:: MATERIAL

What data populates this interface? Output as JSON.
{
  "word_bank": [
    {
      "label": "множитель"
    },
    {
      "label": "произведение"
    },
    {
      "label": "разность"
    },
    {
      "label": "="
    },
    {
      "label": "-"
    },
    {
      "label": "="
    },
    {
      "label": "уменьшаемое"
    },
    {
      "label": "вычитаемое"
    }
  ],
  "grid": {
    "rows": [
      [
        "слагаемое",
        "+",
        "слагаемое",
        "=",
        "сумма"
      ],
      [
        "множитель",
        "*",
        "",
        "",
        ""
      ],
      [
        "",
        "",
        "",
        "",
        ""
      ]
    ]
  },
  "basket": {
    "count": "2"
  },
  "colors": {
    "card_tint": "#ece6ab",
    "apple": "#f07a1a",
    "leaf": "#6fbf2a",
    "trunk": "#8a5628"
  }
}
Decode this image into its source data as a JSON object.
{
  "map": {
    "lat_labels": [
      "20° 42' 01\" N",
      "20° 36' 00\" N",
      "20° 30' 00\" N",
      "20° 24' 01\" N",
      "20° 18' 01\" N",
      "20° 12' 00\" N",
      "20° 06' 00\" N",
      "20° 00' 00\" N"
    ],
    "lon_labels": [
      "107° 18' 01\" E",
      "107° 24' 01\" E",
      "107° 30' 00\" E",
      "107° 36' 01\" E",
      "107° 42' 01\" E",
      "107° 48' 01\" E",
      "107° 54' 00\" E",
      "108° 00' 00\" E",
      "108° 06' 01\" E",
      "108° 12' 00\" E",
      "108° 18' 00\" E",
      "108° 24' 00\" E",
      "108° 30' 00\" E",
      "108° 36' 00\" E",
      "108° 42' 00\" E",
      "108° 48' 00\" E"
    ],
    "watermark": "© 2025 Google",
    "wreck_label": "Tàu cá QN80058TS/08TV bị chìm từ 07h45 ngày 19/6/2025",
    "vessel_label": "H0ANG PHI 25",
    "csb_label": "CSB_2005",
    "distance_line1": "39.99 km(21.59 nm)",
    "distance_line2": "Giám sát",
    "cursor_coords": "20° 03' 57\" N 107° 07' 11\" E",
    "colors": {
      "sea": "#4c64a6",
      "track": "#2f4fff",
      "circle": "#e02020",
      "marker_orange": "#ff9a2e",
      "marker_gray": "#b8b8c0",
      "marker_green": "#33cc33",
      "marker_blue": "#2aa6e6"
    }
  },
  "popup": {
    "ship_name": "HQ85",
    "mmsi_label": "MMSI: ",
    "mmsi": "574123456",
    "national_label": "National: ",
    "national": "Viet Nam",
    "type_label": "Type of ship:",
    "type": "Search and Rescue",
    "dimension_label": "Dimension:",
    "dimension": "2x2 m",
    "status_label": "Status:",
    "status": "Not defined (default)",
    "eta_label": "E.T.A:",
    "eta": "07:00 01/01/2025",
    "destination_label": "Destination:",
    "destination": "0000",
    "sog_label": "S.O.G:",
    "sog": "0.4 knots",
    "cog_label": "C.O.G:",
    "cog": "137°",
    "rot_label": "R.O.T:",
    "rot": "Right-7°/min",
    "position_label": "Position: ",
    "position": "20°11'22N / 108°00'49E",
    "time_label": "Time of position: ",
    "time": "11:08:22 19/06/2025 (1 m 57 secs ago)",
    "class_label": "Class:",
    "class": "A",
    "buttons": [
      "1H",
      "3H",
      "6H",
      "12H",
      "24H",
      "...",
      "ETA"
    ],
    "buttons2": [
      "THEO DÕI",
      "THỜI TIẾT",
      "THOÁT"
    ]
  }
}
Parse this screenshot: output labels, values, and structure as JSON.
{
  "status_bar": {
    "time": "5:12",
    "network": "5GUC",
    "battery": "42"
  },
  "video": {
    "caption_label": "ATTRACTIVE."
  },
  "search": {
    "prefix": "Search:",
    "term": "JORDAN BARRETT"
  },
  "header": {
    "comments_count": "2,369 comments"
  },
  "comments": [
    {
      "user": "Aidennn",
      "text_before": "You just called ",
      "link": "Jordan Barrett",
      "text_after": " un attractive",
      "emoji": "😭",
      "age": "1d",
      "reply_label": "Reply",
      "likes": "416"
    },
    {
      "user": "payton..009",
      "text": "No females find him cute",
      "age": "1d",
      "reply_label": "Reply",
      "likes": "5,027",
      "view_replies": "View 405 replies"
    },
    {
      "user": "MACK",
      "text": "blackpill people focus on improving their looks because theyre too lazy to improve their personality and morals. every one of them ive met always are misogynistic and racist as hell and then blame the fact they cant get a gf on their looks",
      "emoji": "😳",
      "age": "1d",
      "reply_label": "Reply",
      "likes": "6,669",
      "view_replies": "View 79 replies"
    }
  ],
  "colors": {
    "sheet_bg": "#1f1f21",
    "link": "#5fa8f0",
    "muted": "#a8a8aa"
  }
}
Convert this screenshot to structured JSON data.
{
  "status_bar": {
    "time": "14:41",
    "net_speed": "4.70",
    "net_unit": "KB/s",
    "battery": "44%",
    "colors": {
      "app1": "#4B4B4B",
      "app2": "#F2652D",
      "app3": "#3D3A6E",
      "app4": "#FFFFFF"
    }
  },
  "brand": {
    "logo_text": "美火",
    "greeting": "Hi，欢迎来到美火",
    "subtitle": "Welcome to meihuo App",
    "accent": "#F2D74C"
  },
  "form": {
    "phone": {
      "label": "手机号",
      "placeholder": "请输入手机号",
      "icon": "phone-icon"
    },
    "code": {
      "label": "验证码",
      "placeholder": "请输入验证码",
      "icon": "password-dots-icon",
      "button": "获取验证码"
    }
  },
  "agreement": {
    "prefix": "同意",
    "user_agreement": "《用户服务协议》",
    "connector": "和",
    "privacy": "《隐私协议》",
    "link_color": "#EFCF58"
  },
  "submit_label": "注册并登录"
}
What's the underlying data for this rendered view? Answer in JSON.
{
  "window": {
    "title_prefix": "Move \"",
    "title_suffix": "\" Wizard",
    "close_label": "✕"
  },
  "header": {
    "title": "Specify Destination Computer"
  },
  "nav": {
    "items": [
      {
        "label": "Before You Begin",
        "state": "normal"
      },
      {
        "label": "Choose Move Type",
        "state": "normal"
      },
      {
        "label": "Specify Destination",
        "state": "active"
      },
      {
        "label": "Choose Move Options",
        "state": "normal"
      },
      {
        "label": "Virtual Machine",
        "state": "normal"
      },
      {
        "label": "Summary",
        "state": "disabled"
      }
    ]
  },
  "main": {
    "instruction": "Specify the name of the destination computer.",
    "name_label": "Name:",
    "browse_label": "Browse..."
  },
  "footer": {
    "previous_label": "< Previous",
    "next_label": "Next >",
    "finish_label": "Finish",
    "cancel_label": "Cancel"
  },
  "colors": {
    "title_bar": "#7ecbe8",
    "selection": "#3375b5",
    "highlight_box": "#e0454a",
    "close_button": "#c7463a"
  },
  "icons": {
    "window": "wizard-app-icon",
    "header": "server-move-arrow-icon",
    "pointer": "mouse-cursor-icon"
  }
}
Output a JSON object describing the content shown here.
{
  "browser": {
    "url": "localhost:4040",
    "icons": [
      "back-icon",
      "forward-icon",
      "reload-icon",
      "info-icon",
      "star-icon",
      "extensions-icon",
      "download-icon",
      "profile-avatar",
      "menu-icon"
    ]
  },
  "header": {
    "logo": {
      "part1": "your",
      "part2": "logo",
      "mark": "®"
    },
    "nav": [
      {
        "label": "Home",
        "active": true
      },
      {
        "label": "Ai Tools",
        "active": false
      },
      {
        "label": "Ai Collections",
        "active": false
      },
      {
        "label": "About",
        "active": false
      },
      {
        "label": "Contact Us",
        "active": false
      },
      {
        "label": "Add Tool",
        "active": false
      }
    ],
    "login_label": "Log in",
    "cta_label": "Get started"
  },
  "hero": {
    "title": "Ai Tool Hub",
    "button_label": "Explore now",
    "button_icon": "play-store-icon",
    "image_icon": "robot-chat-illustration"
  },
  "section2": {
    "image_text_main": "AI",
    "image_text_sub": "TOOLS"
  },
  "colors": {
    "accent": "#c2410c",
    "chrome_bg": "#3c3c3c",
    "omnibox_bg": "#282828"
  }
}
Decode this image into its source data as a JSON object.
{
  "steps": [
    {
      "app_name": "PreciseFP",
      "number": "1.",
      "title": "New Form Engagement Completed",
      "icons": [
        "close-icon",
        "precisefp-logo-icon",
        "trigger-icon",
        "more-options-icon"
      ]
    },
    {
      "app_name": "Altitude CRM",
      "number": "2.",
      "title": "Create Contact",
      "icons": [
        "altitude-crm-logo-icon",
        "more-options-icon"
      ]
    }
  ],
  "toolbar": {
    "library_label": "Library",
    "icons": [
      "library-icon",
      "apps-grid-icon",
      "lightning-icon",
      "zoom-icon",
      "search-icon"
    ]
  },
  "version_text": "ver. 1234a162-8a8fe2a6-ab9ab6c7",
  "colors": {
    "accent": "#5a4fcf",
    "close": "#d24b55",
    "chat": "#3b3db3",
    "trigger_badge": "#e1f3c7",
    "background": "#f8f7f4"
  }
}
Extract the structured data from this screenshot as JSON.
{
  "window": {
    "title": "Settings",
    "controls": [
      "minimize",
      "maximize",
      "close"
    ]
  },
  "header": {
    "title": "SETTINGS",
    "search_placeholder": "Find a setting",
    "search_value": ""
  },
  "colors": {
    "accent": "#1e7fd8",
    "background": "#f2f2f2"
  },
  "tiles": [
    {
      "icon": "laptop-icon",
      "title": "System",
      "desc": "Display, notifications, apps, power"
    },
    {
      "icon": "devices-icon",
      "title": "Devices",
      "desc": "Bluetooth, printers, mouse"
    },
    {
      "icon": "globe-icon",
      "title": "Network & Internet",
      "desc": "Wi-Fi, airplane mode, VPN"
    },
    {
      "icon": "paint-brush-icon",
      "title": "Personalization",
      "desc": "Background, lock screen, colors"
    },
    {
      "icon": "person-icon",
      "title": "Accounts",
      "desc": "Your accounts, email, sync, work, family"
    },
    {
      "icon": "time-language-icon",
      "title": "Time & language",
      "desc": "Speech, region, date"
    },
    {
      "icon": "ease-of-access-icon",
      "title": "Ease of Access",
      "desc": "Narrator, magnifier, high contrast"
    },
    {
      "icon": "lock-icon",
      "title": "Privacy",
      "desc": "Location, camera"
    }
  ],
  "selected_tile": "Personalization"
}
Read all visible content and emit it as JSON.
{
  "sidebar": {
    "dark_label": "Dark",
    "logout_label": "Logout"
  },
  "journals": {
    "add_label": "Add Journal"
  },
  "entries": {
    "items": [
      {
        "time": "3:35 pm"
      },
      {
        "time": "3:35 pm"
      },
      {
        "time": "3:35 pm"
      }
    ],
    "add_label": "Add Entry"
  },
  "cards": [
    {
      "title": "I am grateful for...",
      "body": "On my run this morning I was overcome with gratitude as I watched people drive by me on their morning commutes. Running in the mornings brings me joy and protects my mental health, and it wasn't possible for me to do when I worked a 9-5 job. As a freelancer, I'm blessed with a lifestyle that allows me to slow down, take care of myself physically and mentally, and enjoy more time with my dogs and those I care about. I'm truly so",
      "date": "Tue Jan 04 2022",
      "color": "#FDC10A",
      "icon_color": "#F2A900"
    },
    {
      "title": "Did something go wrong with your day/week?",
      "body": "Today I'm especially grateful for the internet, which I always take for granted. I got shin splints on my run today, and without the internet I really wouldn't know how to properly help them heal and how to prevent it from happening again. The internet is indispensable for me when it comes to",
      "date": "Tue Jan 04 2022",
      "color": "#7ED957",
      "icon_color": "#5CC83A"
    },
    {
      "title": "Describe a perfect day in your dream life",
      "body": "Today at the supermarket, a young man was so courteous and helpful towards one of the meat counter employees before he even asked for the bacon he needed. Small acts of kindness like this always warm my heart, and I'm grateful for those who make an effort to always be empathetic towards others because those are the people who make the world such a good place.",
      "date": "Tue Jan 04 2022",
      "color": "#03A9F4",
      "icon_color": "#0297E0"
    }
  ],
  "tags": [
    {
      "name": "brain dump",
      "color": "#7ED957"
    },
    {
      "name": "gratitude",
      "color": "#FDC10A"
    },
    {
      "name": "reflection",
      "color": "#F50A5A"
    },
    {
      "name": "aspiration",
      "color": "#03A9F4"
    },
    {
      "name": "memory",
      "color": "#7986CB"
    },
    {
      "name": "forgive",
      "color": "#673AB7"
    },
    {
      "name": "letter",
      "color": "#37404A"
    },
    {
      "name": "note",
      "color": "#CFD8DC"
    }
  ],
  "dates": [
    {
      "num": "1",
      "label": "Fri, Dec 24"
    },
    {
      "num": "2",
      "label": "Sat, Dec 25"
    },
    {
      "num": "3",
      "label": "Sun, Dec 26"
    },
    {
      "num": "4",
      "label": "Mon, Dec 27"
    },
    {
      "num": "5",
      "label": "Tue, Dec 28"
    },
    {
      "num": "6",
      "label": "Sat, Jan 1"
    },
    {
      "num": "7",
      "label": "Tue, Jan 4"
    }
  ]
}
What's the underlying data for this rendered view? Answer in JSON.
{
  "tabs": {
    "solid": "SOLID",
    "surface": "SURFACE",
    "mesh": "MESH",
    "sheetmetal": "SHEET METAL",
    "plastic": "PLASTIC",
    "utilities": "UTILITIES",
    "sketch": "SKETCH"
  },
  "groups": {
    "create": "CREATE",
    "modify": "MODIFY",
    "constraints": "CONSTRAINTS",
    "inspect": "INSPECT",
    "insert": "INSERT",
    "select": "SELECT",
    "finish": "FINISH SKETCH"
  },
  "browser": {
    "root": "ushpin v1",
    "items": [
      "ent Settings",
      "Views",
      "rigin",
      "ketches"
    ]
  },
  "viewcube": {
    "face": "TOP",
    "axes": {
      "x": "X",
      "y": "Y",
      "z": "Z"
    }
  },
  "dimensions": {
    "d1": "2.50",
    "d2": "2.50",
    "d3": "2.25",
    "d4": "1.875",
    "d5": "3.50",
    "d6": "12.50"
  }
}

::::

■ TASK PROMPT ■
Track down the lines that include the word "structured" and copy them.

■ RIGHT ANSWER ■
Convert this screenshot to structured JSON data.
Extract the structured data from this screenshot as JSON.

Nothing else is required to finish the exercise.